* START STORED ROWS *
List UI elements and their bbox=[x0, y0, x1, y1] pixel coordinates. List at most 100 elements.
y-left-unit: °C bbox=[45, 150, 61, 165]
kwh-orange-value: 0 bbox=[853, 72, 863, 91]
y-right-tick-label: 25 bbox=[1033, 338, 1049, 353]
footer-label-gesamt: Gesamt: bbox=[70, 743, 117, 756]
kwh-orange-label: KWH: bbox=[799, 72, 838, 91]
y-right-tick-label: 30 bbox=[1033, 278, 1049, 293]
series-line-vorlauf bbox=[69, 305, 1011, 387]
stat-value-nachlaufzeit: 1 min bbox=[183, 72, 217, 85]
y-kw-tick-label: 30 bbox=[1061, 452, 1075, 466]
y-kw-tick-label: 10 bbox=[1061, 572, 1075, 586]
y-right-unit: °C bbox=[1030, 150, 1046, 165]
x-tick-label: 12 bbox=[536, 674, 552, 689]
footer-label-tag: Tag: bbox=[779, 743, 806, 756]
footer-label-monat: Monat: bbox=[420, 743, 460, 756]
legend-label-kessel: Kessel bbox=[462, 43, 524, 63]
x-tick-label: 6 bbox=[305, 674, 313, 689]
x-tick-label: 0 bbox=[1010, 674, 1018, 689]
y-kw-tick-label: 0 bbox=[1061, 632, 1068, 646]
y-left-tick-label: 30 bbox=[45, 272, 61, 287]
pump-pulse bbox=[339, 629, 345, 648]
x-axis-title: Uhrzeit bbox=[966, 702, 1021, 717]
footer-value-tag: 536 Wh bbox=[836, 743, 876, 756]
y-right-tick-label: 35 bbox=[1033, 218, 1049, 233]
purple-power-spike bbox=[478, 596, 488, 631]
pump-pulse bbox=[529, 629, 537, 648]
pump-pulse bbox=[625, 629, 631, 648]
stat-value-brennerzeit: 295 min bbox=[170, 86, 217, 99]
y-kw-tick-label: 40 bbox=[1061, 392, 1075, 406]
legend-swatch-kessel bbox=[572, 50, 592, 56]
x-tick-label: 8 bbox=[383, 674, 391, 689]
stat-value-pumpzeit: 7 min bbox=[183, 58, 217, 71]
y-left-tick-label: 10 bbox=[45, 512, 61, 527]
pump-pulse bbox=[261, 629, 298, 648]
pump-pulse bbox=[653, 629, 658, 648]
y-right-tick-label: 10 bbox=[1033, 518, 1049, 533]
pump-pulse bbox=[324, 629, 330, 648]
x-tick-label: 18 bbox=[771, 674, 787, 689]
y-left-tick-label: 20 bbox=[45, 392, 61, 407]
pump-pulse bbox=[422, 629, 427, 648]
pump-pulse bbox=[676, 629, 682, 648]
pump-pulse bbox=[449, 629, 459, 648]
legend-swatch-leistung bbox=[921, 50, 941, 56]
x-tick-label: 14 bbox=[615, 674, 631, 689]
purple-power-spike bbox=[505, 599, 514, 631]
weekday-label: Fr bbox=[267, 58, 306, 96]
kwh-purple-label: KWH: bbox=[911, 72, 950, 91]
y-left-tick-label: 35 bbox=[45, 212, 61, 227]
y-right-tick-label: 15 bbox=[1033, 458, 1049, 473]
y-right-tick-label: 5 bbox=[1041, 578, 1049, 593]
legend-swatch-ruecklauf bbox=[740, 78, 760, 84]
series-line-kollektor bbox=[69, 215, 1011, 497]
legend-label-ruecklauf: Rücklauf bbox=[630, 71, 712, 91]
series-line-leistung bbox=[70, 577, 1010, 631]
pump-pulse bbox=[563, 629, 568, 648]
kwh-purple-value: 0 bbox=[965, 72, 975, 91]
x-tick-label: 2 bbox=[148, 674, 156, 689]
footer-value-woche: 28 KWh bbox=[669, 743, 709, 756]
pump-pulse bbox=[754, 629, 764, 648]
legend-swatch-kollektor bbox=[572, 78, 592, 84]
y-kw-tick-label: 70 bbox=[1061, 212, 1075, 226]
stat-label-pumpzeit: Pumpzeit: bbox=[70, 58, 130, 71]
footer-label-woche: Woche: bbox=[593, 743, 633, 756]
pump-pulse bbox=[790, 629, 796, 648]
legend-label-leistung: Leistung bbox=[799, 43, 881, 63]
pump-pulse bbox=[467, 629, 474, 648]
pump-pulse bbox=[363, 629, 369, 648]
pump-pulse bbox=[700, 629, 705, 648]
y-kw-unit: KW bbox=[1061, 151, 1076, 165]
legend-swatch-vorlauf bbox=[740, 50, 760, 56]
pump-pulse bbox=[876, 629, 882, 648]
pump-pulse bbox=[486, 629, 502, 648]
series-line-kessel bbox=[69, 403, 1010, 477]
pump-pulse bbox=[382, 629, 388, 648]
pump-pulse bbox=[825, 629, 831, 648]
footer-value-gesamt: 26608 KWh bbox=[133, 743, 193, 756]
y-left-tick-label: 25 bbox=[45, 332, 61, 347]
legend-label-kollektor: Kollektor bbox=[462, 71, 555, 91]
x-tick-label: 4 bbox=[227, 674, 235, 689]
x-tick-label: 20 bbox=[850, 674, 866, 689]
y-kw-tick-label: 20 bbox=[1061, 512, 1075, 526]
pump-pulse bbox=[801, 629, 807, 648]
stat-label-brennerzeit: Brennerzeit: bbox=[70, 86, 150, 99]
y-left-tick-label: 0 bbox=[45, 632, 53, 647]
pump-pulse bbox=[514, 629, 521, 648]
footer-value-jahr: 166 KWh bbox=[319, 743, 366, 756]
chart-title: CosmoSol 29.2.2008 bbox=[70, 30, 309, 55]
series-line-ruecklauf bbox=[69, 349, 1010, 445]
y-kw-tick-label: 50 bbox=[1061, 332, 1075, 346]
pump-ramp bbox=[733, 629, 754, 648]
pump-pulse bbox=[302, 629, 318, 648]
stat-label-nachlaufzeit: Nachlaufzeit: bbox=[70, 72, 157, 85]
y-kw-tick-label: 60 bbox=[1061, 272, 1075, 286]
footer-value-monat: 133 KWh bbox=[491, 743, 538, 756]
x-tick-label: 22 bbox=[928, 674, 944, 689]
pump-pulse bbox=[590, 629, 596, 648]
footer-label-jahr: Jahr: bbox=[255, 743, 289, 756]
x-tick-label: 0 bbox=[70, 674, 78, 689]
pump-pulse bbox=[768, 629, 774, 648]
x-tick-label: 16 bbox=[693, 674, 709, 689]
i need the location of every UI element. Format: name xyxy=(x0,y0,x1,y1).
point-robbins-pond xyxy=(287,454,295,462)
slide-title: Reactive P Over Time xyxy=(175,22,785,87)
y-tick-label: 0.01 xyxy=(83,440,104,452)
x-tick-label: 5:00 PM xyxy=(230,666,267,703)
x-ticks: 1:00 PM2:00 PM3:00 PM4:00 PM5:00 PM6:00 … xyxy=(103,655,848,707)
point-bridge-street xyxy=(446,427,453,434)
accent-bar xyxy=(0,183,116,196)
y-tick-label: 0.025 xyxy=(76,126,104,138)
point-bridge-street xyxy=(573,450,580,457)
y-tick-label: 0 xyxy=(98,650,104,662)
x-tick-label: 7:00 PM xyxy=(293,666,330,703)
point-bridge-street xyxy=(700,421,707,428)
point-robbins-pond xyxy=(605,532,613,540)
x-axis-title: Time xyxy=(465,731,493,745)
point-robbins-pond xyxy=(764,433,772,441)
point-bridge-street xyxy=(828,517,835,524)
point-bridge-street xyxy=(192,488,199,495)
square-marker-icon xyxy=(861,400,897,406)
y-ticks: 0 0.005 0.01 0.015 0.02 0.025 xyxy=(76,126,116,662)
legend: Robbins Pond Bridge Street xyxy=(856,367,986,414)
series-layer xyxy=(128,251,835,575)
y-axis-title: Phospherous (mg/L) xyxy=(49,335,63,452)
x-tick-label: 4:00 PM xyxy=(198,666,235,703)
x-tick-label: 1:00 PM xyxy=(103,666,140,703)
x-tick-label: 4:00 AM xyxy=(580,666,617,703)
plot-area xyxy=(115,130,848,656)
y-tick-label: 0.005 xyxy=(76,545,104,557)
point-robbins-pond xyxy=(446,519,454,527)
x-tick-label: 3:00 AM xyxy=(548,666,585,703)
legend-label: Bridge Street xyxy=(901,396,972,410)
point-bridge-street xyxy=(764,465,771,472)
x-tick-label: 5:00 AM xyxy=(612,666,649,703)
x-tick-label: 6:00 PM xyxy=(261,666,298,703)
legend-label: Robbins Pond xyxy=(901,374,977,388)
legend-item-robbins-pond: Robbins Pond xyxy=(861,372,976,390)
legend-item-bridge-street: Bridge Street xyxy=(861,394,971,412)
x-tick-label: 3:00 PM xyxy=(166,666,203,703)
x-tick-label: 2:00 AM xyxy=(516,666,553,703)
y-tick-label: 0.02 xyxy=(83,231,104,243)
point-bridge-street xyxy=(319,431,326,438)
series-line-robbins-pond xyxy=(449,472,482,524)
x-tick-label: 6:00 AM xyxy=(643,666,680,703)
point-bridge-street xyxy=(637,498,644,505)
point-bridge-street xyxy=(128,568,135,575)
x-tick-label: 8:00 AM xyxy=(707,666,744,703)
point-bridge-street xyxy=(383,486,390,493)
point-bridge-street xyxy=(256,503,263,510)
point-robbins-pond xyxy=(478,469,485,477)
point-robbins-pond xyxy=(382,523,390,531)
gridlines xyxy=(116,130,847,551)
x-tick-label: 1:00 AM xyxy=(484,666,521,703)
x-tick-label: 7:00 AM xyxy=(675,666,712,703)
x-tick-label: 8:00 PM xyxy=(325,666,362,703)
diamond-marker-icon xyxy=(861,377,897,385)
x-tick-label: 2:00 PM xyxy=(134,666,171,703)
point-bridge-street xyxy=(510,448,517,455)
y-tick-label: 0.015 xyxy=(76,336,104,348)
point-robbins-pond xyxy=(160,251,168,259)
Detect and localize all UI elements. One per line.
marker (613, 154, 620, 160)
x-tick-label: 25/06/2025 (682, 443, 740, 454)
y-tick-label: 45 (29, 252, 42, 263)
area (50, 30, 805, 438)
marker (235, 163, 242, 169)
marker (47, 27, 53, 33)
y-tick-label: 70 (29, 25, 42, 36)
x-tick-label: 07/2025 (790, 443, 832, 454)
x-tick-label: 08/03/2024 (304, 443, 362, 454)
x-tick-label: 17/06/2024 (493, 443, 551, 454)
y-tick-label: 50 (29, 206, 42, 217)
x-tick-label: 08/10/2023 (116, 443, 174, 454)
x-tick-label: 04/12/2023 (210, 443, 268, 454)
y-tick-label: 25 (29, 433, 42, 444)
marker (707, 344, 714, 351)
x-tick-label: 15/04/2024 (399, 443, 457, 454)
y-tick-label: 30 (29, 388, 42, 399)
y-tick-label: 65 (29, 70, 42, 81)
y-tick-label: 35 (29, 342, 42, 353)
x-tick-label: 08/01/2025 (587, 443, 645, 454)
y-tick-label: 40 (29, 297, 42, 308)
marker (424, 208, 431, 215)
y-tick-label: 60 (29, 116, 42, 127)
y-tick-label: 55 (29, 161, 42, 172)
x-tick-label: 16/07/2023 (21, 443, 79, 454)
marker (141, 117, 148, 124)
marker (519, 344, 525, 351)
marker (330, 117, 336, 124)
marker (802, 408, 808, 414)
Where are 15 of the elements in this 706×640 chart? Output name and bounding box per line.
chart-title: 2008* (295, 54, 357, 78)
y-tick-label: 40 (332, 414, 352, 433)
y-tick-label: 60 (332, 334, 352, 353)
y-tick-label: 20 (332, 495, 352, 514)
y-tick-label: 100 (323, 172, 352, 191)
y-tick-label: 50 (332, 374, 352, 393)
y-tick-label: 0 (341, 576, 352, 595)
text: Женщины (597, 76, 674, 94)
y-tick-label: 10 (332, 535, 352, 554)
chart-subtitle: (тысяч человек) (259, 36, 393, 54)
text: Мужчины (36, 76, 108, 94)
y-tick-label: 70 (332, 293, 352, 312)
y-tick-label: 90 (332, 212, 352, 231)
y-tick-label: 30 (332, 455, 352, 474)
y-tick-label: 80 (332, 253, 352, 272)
* END STORED ROWS *
YOUR INSTRUCTIONS: Return the records above as a JSON list of strings, one string per line, from the first line up to and including the line with "kwh-orange-label: KWH: bbox=[799, 72, 838, 91]". Leave out blank lines.

SOLUTION TO THE PROBLEM:
[
  "List UI elements and their bbox=[x0, y0, x1, y1] pixel coordinates. List at most 100 elements.",
  "y-left-unit: °C bbox=[45, 150, 61, 165]",
  "kwh-orange-value: 0 bbox=[853, 72, 863, 91]",
  "y-right-tick-label: 25 bbox=[1033, 338, 1049, 353]",
  "footer-label-gesamt: Gesamt: bbox=[70, 743, 117, 756]",
  "kwh-orange-label: KWH: bbox=[799, 72, 838, 91]"
]